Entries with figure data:
────────────────

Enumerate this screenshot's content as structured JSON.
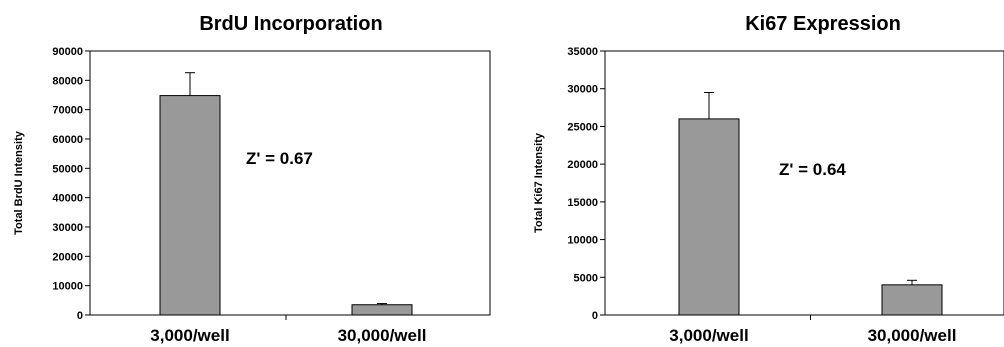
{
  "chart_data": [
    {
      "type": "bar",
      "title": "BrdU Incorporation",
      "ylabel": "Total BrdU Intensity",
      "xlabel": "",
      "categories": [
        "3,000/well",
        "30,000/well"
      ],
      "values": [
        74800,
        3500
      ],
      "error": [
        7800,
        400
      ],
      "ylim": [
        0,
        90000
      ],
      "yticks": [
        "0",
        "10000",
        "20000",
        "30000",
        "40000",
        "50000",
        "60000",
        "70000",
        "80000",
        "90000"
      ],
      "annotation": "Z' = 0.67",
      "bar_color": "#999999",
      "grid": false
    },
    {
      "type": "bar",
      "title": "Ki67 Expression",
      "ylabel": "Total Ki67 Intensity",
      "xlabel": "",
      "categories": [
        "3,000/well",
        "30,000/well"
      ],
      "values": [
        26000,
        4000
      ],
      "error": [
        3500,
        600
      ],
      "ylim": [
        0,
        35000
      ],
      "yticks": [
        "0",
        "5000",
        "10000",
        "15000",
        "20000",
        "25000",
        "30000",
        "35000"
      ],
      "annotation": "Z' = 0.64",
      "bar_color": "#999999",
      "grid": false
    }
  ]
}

────────────────

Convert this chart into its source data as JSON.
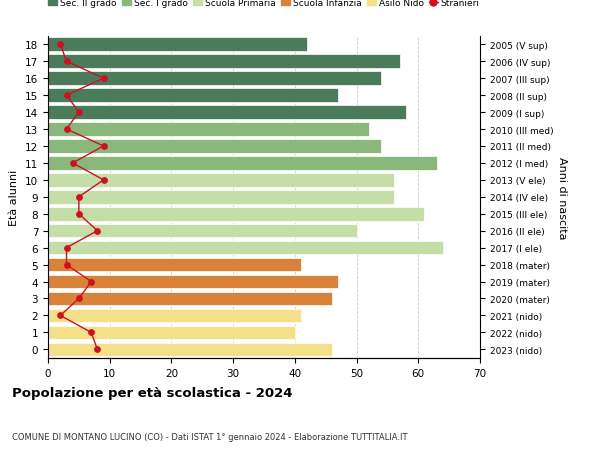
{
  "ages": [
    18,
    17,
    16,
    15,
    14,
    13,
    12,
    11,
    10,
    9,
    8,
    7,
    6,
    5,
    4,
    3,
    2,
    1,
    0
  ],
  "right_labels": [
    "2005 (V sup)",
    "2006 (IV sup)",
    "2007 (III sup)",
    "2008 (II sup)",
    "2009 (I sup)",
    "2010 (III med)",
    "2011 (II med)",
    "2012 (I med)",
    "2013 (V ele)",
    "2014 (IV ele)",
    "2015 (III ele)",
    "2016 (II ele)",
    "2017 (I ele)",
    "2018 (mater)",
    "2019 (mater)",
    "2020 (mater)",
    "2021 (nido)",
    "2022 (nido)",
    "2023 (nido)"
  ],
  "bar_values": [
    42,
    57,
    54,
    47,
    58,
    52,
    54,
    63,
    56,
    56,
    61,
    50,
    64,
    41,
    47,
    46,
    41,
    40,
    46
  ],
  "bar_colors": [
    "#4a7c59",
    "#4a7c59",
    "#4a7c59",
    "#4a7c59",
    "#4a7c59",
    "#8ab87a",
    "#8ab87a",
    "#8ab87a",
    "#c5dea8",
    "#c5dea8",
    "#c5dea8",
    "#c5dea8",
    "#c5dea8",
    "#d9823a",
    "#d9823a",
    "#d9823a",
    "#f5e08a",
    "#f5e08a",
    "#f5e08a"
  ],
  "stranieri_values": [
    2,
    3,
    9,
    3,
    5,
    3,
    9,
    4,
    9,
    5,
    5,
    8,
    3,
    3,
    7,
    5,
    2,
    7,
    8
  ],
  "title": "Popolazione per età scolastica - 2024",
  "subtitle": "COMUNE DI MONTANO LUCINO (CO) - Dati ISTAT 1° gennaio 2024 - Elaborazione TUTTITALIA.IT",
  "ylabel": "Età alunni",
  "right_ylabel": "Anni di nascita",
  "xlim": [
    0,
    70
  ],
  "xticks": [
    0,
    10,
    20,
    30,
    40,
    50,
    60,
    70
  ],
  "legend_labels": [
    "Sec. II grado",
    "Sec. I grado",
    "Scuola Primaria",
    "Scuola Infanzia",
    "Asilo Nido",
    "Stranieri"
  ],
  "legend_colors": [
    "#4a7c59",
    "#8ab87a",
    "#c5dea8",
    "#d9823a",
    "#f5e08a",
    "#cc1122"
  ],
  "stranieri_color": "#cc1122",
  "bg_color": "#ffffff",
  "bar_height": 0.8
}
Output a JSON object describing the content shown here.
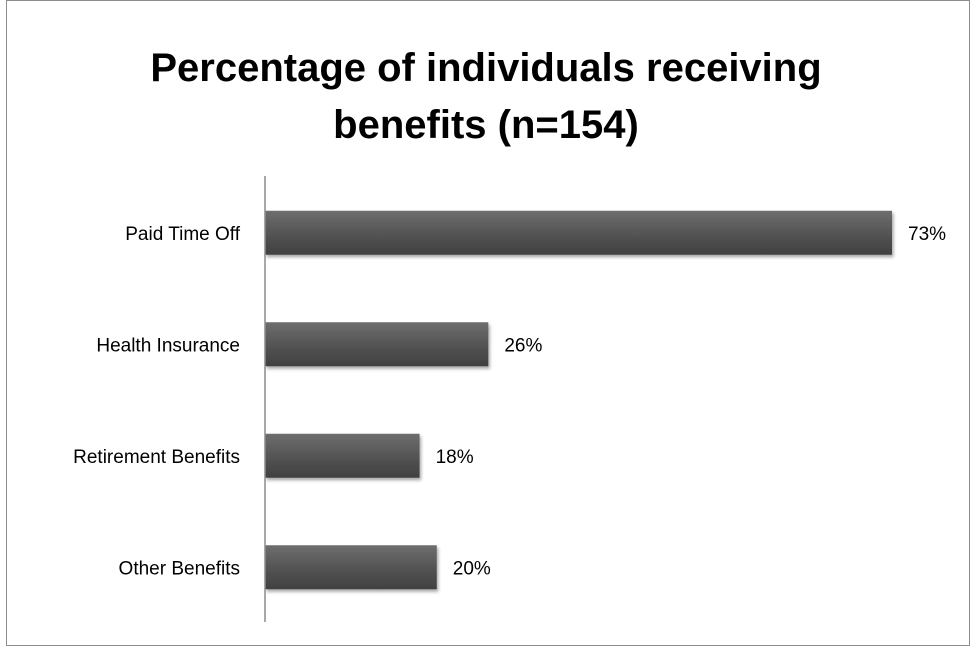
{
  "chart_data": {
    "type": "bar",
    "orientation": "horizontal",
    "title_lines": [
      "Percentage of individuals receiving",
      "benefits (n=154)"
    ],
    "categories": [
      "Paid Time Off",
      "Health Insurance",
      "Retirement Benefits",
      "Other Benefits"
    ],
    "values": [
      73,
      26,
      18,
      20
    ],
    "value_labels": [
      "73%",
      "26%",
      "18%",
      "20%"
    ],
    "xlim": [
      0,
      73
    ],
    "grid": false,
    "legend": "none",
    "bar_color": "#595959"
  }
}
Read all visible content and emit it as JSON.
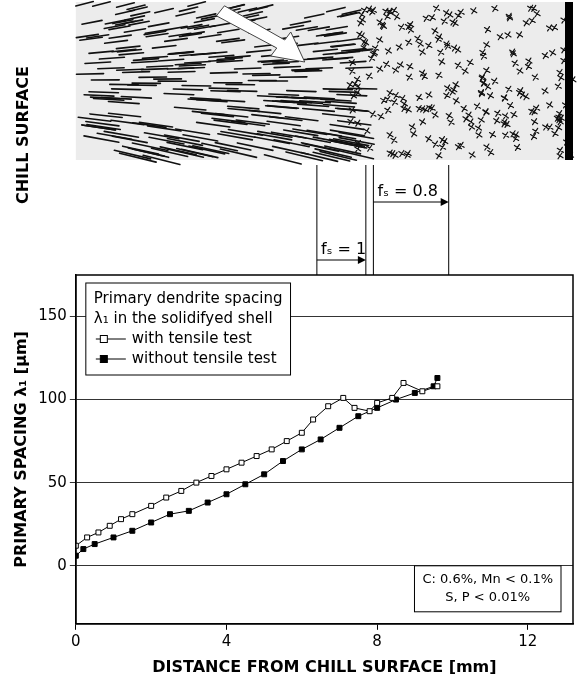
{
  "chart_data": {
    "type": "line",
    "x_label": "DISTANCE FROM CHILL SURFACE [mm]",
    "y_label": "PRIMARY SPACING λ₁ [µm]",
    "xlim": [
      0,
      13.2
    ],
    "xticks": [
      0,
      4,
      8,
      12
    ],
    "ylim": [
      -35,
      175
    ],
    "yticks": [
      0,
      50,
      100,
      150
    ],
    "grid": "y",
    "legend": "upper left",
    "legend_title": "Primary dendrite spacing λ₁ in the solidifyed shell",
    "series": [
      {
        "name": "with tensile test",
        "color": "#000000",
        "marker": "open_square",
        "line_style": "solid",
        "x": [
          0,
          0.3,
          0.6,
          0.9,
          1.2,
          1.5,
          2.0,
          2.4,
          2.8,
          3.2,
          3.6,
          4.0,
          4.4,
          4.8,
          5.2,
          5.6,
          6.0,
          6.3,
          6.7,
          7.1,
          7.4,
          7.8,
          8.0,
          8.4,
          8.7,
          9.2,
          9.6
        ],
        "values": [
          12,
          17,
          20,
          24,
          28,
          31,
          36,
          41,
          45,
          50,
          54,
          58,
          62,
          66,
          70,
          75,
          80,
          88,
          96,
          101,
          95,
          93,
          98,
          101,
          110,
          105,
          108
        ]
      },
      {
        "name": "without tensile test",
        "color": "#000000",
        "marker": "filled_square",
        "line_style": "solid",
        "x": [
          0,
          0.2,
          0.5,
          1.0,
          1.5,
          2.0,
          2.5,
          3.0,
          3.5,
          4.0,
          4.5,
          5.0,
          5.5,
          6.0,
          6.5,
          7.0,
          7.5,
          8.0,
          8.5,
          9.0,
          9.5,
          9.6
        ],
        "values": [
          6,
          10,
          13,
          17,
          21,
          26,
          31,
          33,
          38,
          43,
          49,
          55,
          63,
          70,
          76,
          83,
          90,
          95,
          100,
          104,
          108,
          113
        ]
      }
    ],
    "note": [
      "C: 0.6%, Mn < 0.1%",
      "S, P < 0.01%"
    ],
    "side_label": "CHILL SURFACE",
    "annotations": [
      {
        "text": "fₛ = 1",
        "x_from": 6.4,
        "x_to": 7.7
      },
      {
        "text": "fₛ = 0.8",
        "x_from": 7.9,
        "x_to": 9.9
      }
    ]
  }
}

────────────────

» TASK TO COMPLETE: Which lines of the data above contain "Intensity"? Copy each one.

» ANSWER TO THIS EXERCISE:
      "ylabel": "Total BrdU Intensity",
      "ylabel": "Total Ki67 Intensity",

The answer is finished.